Work through the listing below and count the lines that hold "ΦΥΛΑΞΤΕ". Answer with the number alone.

[Start Dataset records]

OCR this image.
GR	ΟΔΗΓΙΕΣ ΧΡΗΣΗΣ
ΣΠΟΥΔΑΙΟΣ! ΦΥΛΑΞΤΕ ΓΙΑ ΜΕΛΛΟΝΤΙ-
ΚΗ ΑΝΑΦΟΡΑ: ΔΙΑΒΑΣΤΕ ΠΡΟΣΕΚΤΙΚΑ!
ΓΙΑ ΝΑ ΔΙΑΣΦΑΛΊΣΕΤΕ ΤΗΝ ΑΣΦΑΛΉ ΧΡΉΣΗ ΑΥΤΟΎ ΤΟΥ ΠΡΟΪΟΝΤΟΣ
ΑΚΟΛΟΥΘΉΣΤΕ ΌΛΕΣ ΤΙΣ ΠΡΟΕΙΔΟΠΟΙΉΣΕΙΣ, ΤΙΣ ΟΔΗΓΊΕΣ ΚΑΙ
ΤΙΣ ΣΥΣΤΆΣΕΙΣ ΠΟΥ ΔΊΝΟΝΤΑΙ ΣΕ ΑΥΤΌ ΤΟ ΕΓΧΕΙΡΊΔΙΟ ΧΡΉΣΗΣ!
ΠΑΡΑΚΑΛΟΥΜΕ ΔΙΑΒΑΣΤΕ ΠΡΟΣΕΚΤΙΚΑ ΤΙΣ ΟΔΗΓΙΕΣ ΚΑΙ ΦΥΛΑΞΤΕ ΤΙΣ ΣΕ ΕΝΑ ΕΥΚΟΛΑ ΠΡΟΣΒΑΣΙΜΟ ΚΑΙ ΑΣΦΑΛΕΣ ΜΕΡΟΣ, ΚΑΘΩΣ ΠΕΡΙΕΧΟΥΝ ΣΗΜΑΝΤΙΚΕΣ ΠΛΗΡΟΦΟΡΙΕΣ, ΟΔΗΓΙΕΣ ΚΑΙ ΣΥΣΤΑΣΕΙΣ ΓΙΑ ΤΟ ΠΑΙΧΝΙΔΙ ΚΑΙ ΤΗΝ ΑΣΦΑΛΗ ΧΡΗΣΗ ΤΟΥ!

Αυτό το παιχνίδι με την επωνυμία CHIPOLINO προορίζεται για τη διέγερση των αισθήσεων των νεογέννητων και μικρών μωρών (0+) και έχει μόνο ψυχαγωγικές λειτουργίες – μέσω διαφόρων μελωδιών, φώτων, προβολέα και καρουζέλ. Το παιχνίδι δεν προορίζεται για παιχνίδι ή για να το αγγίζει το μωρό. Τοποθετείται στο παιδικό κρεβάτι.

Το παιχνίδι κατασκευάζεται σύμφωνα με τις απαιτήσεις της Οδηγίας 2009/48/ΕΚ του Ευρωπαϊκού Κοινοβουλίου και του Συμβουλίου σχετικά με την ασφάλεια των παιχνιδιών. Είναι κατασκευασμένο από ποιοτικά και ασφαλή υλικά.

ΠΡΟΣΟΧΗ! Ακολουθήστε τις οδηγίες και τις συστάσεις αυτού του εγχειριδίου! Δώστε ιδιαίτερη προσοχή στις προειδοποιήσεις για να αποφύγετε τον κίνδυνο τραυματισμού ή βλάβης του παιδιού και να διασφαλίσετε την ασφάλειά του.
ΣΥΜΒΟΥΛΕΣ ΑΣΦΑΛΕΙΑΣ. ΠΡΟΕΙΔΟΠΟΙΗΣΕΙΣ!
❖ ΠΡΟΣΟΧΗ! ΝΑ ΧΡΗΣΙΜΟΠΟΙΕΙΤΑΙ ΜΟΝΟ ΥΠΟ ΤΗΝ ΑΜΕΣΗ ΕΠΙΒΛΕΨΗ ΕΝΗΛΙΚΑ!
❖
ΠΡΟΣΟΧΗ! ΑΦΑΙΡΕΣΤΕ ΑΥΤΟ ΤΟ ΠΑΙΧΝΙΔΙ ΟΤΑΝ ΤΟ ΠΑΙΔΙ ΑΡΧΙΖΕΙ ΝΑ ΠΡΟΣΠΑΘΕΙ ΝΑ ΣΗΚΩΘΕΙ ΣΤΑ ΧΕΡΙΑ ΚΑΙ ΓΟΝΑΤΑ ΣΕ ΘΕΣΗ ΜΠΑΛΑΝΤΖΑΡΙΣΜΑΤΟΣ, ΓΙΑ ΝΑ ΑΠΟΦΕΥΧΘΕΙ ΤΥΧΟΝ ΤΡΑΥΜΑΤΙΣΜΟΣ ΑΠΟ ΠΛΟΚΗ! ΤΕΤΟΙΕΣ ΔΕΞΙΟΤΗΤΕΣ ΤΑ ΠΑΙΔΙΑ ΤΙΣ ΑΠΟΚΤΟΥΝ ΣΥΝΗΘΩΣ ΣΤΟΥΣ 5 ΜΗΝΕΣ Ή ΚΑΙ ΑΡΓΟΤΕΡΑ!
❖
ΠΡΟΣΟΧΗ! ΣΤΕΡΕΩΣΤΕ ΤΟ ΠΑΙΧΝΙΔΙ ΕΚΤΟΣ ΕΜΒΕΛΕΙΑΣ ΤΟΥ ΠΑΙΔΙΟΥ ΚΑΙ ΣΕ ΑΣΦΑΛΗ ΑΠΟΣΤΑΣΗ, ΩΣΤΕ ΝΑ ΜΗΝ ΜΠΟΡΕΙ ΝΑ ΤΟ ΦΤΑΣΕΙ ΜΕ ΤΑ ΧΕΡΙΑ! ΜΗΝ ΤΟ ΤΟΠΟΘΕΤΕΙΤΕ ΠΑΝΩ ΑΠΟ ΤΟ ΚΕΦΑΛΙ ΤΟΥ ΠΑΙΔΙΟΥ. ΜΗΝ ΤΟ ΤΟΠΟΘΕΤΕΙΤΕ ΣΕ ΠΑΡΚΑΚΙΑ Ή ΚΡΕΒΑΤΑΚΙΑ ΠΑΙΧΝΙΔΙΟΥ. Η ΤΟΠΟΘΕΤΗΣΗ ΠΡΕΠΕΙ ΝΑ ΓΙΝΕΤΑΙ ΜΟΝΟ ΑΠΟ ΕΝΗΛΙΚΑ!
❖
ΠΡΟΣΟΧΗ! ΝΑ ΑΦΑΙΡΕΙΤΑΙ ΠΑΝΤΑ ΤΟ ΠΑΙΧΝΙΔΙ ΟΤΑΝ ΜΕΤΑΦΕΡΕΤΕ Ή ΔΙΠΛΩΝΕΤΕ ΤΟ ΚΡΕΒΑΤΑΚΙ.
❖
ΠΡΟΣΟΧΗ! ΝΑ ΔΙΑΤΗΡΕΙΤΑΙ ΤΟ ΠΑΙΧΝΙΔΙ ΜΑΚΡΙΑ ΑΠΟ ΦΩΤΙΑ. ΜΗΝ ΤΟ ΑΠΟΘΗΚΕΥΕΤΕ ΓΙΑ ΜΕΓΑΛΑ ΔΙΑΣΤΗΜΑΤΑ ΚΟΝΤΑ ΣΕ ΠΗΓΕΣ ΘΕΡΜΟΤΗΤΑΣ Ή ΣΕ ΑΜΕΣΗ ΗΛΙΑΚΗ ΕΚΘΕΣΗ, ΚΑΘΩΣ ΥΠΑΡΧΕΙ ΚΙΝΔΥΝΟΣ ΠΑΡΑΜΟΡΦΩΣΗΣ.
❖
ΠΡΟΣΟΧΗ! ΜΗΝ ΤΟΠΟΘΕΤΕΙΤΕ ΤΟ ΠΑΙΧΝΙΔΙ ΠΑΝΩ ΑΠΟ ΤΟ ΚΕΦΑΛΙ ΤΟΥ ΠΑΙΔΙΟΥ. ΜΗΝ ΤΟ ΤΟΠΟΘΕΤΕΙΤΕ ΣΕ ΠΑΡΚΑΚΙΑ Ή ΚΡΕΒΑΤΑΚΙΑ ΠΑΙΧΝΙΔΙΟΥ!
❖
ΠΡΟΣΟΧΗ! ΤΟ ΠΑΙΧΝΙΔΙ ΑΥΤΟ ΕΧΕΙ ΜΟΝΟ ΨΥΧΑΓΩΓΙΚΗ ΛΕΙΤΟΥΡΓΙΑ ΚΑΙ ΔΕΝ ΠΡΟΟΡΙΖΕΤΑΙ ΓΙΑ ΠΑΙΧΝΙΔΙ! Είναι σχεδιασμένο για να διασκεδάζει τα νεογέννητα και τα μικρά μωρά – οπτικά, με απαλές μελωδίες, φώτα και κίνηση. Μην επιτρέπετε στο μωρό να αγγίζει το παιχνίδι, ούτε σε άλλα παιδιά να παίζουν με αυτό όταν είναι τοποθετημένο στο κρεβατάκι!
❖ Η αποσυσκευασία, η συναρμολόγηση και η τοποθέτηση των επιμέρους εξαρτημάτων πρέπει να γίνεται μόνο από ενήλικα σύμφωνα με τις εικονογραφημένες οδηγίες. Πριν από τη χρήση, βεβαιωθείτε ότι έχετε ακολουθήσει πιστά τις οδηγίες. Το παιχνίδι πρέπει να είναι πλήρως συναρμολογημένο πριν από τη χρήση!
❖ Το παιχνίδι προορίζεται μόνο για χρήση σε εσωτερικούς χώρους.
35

[End Dataset records]

Result for this task
2